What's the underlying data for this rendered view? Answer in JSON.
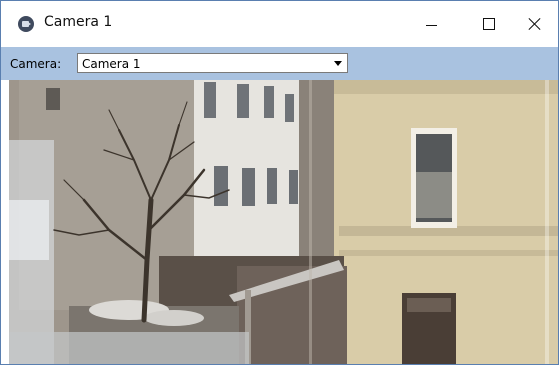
{
  "window": {
    "title": "Camera 1",
    "icon": "webcam-icon",
    "controls": [
      "minimize-icon",
      "maximize-icon",
      "close-icon"
    ]
  },
  "toolbar": {
    "camera_label": "Camera:",
    "camera_select_value": "Camera 1"
  },
  "colors": {
    "toolbar_bg": "#a9c2e0",
    "window_border": "#5a7fb0"
  },
  "view": {
    "content": "live camera feed image"
  }
}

#### [TASK PROMPT]
Reproduce every record above exactly, omitting the pictures.

#### [EXERCISE SOLUTION]
What's the underlying data for this rendered view? Answer in JSON.
{
  "window": {
    "title": "Camera 1",
    "icon": "webcam-icon",
    "controls": [
      "minimize-icon",
      "maximize-icon",
      "close-icon"
    ]
  },
  "toolbar": {
    "camera_label": "Camera:",
    "camera_select_value": "Camera 1"
  },
  "colors": {
    "toolbar_bg": "#a9c2e0",
    "window_border": "#5a7fb0"
  },
  "view": {
    "content": "live camera feed image"
  }
}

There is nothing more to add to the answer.